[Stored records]
========================================================================

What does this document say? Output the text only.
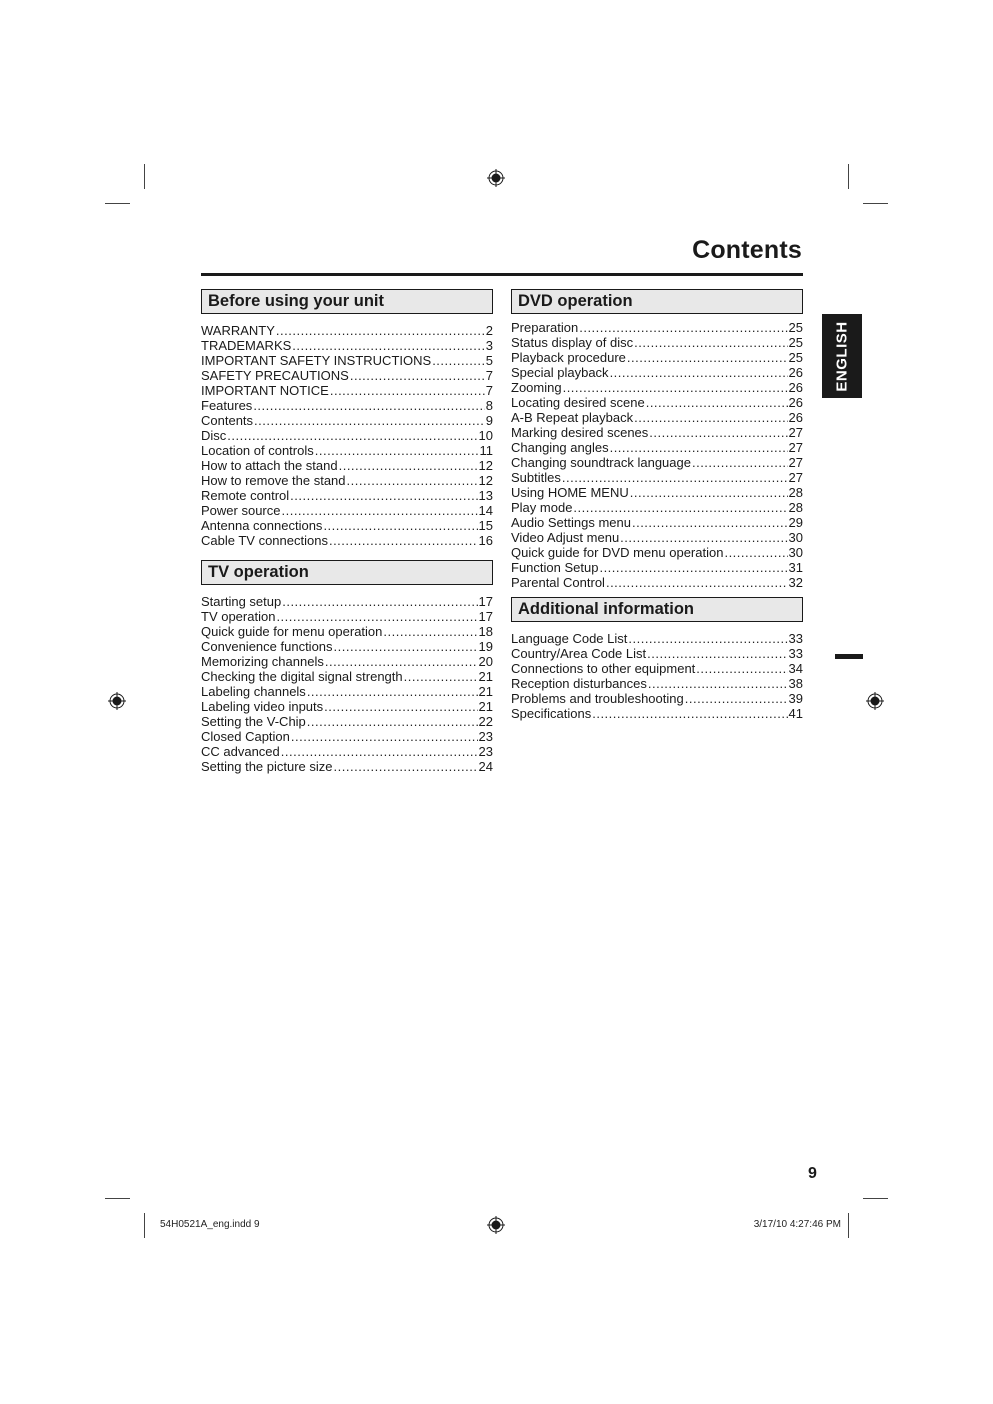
Contents
Before using your unit
WARRANTY .....	2
TRADEMARKS .....	3
IMPORTANT SAFETY INSTRUCTIONS .....	5
SAFETY PRECAUTIONS .....	7
IMPORTANT NOTICE .....	7
Features .....	8
Contents .....	9
Disc .....	10
Location of controls .....	11
How to attach the stand .....	12
How to remove the stand .....	12
Remote control .....	13
Power source .....	14
Antenna connections .....	15
Cable TV connections .....	16
TV operation
Starting setup .....	17
TV operation .....	17
Quick guide for menu operation .....	18
Convenience functions .....	19
Memorizing channels .....	20
Checking the digital signal strength .....	21
Labeling channels .....	21
Labeling video inputs .....	21
Setting the V-Chip .....	22
Closed Caption .....	23
CC advanced .....	23
Setting the picture size .....	24
DVD operation
Preparation .....	25
Status display of disc .....	25
Playback procedure .....	25
Special playback .....	26
Zooming .....	26
Locating desired scene .....	26
A-B Repeat playback .....	26
Marking desired scenes .....	27
Changing angles .....	27
Changing soundtrack language .....	27
Subtitles .....	27
Using HOME MENU .....	28
Play mode .....	28
Audio Settings menu .....	29
Video Adjust menu .....	30
Quick guide for DVD menu operation .....	30
Function Setup .....	31
Parental Control .....	32
Additional information
Language Code List .....	33
Country/Area Code List .....	33
Connections to other equipment .....	34
Reception disturbances .....	38
Problems and troubleshooting .....	39
Specifications .....	41
ENGLISH
9
54H0521A_eng.indd 9	3/17/10 4:27:46 PM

========================================================================

Output the lines above in full and exactly as given, omitting any pictures.

### Response to this exercise
What does this document say? Output the text only.
Contents
Before using your unit
WARRANTY .....	2
TRADEMARKS .....	3
IMPORTANT SAFETY INSTRUCTIONS .....	5
SAFETY PRECAUTIONS .....	7
IMPORTANT NOTICE .....	7
Features .....	8
Contents .....	9
Disc .....	10
Location of controls .....	11
How to attach the stand .....	12
How to remove the stand .....	12
Remote control .....	13
Power source .....	14
Antenna connections .....	15
Cable TV connections .....	16
TV operation
Starting setup .....	17
TV operation .....	17
Quick guide for menu operation .....	18
Convenience functions .....	19
Memorizing channels .....	20
Checking the digital signal strength .....	21
Labeling channels .....	21
Labeling video inputs .....	21
Setting the V-Chip .....	22
Closed Caption .....	23
CC advanced .....	23
Setting the picture size .....	24
DVD operation
Preparation .....	25
Status display of disc .....	25
Playback procedure .....	25
Special playback .....	26
Zooming .....	26
Locating desired scene .....	26
A-B Repeat playback .....	26
Marking desired scenes .....	27
Changing angles .....	27
Changing soundtrack language .....	27
Subtitles .....	27
Using HOME MENU .....	28
Play mode .....	28
Audio Settings menu .....	29
Video Adjust menu .....	30
Quick guide for DVD menu operation .....	30
Function Setup .....	31
Parental Control .....	32
Additional information
Language Code List .....	33
Country/Area Code List .....	33
Connections to other equipment .....	34
Reception disturbances .....	38
Problems and troubleshooting .....	39
Specifications .....	41
ENGLISH
9
54H0521A_eng.indd 9	3/17/10 4:27:46 PM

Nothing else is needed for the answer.